**Given request 1**
Please state how many lines of the records contain the string "accent". Give only the number.

##########

US Secretary of State Rex Tillerson is encouraged by the vote, but warns Washington would closely watch China, North Korea's biggest trade partner

 

MANILA, Philippines – The United States (UN) and China piled pressure on North Korea Sunday, August 6 to abandon its nuclear missile program after the United Nations (UN) Security Council approved tough sanctions, which could cost Pyongyang $1 billion a year.

One day after Council members voted unanimously for a partial ban on exports aimed at slashing Pyongyang’s foreign revenue by a 3rd, top diplomats from the key powers in the dispute met in Manila.

US Secretary of State Rex Tillerson said he was encouraged by the vote, but officials warned that Washington would closely watch China – North Korea’s biggest trade partner – to ensure sanctions are enforced.

China’s Foreign Minister Wang Yi met his North Korean counterpart Ri Hong-Yo before a major regional security forum being hosted by the 10-nation Association of Southeast Asian Nations.  

He urged the North to halt its nuclear and ballistic missile tests.

“It will help the DPRK to make the right and smart decision,” Wang told reporters, speaking through a translator, after talks with Ri, referring to the sanctions and to Ri’s presence in Manila.

##########

**Given request 2**
According to the news excerpt on the North Korea sanctions, how much could the sanctions cost Pyongyang each year?

##########

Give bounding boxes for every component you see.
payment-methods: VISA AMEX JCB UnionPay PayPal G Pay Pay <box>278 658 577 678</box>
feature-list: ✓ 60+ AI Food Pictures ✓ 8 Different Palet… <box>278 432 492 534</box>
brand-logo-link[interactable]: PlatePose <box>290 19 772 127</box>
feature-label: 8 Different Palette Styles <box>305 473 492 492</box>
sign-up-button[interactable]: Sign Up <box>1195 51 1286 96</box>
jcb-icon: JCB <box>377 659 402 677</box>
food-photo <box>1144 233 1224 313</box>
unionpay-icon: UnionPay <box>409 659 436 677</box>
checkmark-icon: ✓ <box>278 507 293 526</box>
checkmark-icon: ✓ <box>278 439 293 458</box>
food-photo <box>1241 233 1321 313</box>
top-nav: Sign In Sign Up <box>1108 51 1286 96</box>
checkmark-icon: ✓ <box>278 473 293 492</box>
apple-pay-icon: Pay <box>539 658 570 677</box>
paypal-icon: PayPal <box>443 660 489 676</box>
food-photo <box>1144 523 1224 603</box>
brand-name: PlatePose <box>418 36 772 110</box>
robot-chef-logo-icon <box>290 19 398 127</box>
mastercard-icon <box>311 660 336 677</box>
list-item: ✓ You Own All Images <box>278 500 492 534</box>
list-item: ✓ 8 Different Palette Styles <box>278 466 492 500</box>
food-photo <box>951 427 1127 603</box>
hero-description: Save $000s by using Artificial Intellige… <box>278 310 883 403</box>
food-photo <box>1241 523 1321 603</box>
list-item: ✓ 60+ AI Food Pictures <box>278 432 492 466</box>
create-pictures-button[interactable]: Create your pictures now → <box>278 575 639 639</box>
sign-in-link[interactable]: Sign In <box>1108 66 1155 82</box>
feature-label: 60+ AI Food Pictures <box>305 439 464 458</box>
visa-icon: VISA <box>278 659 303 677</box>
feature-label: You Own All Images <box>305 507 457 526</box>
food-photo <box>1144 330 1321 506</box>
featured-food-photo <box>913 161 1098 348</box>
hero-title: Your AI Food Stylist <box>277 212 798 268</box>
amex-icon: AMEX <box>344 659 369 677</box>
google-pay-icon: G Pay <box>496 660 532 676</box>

##########

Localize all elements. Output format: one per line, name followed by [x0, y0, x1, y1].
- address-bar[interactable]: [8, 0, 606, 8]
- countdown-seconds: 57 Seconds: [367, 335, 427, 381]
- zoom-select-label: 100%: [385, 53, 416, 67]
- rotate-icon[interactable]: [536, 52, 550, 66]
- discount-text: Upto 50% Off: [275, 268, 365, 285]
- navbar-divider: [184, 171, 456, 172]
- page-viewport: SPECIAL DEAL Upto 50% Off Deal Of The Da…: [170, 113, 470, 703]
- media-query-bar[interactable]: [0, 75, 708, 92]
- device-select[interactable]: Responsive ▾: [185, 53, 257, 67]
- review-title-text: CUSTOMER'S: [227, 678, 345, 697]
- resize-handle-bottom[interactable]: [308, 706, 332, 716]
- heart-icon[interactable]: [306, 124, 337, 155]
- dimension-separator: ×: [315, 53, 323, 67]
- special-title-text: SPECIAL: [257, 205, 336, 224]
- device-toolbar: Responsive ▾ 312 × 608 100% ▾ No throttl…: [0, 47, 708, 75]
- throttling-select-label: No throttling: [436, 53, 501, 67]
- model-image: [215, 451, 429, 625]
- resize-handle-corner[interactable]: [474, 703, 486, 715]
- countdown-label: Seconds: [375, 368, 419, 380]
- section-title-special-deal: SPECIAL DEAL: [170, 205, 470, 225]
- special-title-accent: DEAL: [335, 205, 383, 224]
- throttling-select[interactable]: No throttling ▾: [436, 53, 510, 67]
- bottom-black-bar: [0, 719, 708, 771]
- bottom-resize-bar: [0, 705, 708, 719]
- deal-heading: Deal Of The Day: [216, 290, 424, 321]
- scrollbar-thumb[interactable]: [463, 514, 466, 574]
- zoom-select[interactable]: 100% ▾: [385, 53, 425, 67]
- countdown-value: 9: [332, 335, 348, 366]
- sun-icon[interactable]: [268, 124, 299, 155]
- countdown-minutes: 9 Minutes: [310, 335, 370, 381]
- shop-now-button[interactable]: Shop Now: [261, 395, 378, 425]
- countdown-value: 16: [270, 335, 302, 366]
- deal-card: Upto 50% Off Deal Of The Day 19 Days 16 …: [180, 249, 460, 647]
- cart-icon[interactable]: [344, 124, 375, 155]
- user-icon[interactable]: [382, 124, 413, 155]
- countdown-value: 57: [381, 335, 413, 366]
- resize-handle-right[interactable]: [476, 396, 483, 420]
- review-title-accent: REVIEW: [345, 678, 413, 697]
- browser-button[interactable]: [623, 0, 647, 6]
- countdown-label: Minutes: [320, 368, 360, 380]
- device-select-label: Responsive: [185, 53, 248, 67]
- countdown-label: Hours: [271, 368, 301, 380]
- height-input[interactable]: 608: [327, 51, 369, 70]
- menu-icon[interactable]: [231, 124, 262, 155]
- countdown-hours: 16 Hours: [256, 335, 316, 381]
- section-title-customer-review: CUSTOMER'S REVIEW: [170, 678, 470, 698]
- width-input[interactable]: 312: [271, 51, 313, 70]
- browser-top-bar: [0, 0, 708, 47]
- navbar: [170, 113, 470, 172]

##########

**Output 1**
2

**Output 2**
$1 billion a year.